[Extracted records]

◆ ◆ ◆ ◆

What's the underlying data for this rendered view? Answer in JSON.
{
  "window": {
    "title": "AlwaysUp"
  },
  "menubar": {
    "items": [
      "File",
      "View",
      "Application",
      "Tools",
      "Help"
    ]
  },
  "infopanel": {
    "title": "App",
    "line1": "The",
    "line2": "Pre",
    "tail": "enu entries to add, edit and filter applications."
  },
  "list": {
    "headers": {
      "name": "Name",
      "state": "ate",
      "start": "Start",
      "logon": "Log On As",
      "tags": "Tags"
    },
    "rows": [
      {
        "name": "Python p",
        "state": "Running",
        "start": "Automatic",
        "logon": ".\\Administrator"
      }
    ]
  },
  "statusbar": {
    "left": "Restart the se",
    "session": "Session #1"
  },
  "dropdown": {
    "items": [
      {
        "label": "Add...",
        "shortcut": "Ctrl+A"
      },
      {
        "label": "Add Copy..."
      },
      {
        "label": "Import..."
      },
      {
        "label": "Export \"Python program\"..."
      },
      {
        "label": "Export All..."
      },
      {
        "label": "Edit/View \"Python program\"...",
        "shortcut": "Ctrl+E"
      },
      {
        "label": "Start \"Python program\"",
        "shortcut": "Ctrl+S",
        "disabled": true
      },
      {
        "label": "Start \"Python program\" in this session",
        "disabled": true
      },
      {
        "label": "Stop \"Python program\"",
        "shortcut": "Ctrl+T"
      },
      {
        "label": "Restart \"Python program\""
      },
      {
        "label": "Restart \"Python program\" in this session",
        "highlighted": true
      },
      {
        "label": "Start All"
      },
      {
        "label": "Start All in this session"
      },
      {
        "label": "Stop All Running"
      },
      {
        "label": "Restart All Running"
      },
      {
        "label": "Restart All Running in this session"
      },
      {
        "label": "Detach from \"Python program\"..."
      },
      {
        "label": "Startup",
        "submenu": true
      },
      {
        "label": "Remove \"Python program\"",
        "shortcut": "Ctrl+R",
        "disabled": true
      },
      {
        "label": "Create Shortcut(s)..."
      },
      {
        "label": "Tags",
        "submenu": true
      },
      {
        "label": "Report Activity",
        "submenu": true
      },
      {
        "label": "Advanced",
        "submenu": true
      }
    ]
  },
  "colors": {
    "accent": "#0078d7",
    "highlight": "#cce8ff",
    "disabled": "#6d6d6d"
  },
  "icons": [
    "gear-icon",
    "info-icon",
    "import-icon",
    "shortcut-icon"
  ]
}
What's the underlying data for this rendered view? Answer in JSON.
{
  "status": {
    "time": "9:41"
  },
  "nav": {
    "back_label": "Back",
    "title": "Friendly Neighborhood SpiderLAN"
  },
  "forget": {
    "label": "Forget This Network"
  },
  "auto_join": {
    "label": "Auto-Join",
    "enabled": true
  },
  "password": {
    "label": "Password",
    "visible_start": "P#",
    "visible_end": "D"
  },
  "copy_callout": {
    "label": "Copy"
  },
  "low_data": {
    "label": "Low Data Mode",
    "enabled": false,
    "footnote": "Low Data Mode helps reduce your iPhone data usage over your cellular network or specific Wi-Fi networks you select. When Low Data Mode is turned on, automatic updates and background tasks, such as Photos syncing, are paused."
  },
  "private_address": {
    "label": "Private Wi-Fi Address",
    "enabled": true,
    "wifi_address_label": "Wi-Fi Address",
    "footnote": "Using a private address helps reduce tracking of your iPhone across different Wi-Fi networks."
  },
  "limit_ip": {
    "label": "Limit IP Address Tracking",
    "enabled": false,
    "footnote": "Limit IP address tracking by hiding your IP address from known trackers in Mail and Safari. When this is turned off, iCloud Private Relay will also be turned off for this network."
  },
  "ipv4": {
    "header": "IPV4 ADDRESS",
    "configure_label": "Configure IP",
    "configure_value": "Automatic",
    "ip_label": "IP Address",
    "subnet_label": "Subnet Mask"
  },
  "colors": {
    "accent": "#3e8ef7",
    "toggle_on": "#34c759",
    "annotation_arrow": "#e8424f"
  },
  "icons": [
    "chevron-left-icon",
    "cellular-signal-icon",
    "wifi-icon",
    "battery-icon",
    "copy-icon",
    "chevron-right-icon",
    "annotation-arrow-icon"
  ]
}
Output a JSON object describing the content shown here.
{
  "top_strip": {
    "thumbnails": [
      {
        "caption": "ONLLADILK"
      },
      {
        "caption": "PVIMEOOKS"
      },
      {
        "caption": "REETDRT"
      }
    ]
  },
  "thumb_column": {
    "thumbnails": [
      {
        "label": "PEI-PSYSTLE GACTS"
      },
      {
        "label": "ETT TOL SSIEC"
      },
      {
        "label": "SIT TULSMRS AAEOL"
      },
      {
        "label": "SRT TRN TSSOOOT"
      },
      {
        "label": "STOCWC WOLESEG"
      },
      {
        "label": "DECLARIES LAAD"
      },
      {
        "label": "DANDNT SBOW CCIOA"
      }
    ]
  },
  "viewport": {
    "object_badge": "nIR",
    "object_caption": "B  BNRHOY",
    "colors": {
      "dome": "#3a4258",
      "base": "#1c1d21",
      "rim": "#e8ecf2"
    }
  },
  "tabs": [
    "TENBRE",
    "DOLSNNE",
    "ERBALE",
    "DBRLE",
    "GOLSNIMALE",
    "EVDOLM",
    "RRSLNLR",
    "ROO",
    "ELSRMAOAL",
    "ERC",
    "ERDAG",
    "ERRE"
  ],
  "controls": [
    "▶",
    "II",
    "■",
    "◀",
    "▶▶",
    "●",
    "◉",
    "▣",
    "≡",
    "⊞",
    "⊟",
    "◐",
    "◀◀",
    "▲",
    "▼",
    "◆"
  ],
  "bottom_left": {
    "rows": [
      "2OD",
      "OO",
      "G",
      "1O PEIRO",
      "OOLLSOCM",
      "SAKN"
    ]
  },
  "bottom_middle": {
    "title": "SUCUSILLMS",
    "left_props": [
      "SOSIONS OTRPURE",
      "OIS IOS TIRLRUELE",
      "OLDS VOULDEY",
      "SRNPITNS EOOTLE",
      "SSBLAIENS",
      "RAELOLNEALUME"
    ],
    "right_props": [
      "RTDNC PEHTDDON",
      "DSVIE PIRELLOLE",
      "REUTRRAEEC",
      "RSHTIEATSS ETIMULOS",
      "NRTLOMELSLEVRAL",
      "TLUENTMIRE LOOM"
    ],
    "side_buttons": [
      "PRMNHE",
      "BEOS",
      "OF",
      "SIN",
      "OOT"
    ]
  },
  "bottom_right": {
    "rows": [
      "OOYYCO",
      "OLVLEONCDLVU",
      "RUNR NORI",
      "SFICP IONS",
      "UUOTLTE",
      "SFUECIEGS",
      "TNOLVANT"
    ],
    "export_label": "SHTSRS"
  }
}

◆ ◆ ◆ ◆

[REQUIRED TASK] Repeat all of the records above exactly as they appear.

[WRITTEN RESPONSE]
What's the underlying data for this rendered view? Answer in JSON.
{
  "window": {
    "title": "AlwaysUp"
  },
  "menubar": {
    "items": [
      "File",
      "View",
      "Application",
      "Tools",
      "Help"
    ]
  },
  "infopanel": {
    "title": "App",
    "line1": "The",
    "line2": "Pre",
    "tail": "enu entries to add, edit and filter applications."
  },
  "list": {
    "headers": {
      "name": "Name",
      "state": "ate",
      "start": "Start",
      "logon": "Log On As",
      "tags": "Tags"
    },
    "rows": [
      {
        "name": "Python p",
        "state": "Running",
        "start": "Automatic",
        "logon": ".\\Administrator"
      }
    ]
  },
  "statusbar": {
    "left": "Restart the se",
    "session": "Session #1"
  },
  "dropdown": {
    "items": [
      {
        "label": "Add...",
        "shortcut": "Ctrl+A"
      },
      {
        "label": "Add Copy..."
      },
      {
        "label": "Import..."
      },
      {
        "label": "Export \"Python program\"..."
      },
      {
        "label": "Export All..."
      },
      {
        "label": "Edit/View \"Python program\"...",
        "shortcut": "Ctrl+E"
      },
      {
        "label": "Start \"Python program\"",
        "shortcut": "Ctrl+S",
        "disabled": true
      },
      {
        "label": "Start \"Python program\" in this session",
        "disabled": true
      },
      {
        "label": "Stop \"Python program\"",
        "shortcut": "Ctrl+T"
      },
      {
        "label": "Restart \"Python program\""
      },
      {
        "label": "Restart \"Python program\" in this session",
        "highlighted": true
      },
      {
        "label": "Start All"
      },
      {
        "label": "Start All in this session"
      },
      {
        "label": "Stop All Running"
      },
      {
        "label": "Restart All Running"
      },
      {
        "label": "Restart All Running in this session"
      },
      {
        "label": "Detach from \"Python program\"..."
      },
      {
        "label": "Startup",
        "submenu": true
      },
      {
        "label": "Remove \"Python program\"",
        "shortcut": "Ctrl+R",
        "disabled": true
      },
      {
        "label": "Create Shortcut(s)..."
      },
      {
        "label": "Tags",
        "submenu": true
      },
      {
        "label": "Report Activity",
        "submenu": true
      },
      {
        "label": "Advanced",
        "submenu": true
      }
    ]
  },
  "colors": {
    "accent": "#0078d7",
    "highlight": "#cce8ff",
    "disabled": "#6d6d6d"
  },
  "icons": [
    "gear-icon",
    "info-icon",
    "import-icon",
    "shortcut-icon"
  ]
}
What's the underlying data for this rendered view? Answer in JSON.
{
  "status": {
    "time": "9:41"
  },
  "nav": {
    "back_label": "Back",
    "title": "Friendly Neighborhood SpiderLAN"
  },
  "forget": {
    "label": "Forget This Network"
  },
  "auto_join": {
    "label": "Auto-Join",
    "enabled": true
  },
  "password": {
    "label": "Password",
    "visible_start": "P#",
    "visible_end": "D"
  },
  "copy_callout": {
    "label": "Copy"
  },
  "low_data": {
    "label": "Low Data Mode",
    "enabled": false,
    "footnote": "Low Data Mode helps reduce your iPhone data usage over your cellular network or specific Wi-Fi networks you select. When Low Data Mode is turned on, automatic updates and background tasks, such as Photos syncing, are paused."
  },
  "private_address": {
    "label": "Private Wi-Fi Address",
    "enabled": true,
    "wifi_address_label": "Wi-Fi Address",
    "footnote": "Using a private address helps reduce tracking of your iPhone across different Wi-Fi networks."
  },
  "limit_ip": {
    "label": "Limit IP Address Tracking",
    "enabled": false,
    "footnote": "Limit IP address tracking by hiding your IP address from known trackers in Mail and Safari. When this is turned off, iCloud Private Relay will also be turned off for this network."
  },
  "ipv4": {
    "header": "IPV4 ADDRESS",
    "configure_label": "Configure IP",
    "configure_value": "Automatic",
    "ip_label": "IP Address",
    "subnet_label": "Subnet Mask"
  },
  "colors": {
    "accent": "#3e8ef7",
    "toggle_on": "#34c759",
    "annotation_arrow": "#e8424f"
  },
  "icons": [
    "chevron-left-icon",
    "cellular-signal-icon",
    "wifi-icon",
    "battery-icon",
    "copy-icon",
    "chevron-right-icon",
    "annotation-arrow-icon"
  ]
}
Output a JSON object describing the content shown here.
{
  "top_strip": {
    "thumbnails": [
      {
        "caption": "ONLLADILK"
      },
      {
        "caption": "PVIMEOOKS"
      },
      {
        "caption": "REETDRT"
      }
    ]
  },
  "thumb_column": {
    "thumbnails": [
      {
        "label": "PEI-PSYSTLE GACTS"
      },
      {
        "label": "ETT TOL SSIEC"
      },
      {
        "label": "SIT TULSMRS AAEOL"
      },
      {
        "label": "SRT TRN TSSOOOT"
      },
      {
        "label": "STOCWC WOLESEG"
      },
      {
        "label": "DECLARIES LAAD"
      },
      {
        "label": "DANDNT SBOW CCIOA"
      }
    ]
  },
  "viewport": {
    "object_badge": "nIR",
    "object_caption": "B  BNRHOY",
    "colors": {
      "dome": "#3a4258",
      "base": "#1c1d21",
      "rim": "#e8ecf2"
    }
  },
  "tabs": [
    "TENBRE",
    "DOLSNNE",
    "ERBALE",
    "DBRLE",
    "GOLSNIMALE",
    "EVDOLM",
    "RRSLNLR",
    "ROO",
    "ELSRMAOAL",
    "ERC",
    "ERDAG",
    "ERRE"
  ],
  "controls": [
    "▶",
    "II",
    "■",
    "◀",
    "▶▶",
    "●",
    "◉",
    "▣",
    "≡",
    "⊞",
    "⊟",
    "◐",
    "◀◀",
    "▲",
    "▼",
    "◆"
  ],
  "bottom_left": {
    "rows": [
      "2OD",
      "OO",
      "G",
      "1O PEIRO",
      "OOLLSOCM",
      "SAKN"
    ]
  },
  "bottom_middle": {
    "title": "SUCUSILLMS",
    "left_props": [
      "SOSIONS OTRPURE",
      "OIS IOS TIRLRUELE",
      "OLDS VOULDEY",
      "SRNPITNS EOOTLE",
      "SSBLAIENS",
      "RAELOLNEALUME"
    ],
    "right_props": [
      "RTDNC PEHTDDON",
      "DSVIE PIRELLOLE",
      "REUTRRAEEC",
      "RSHTIEATSS ETIMULOS",
      "NRTLOMELSLEVRAL",
      "TLUENTMIRE LOOM"
    ],
    "side_buttons": [
      "PRMNHE",
      "BEOS",
      "OF",
      "SIN",
      "OOT"
    ]
  },
  "bottom_right": {
    "rows": [
      "OOYYCO",
      "OLVLEONCDLVU",
      "RUNR NORI",
      "SFICP IONS",
      "UUOTLTE",
      "SFUECIEGS",
      "TNOLVANT"
    ],
    "export_label": "SHTSRS"
  }
}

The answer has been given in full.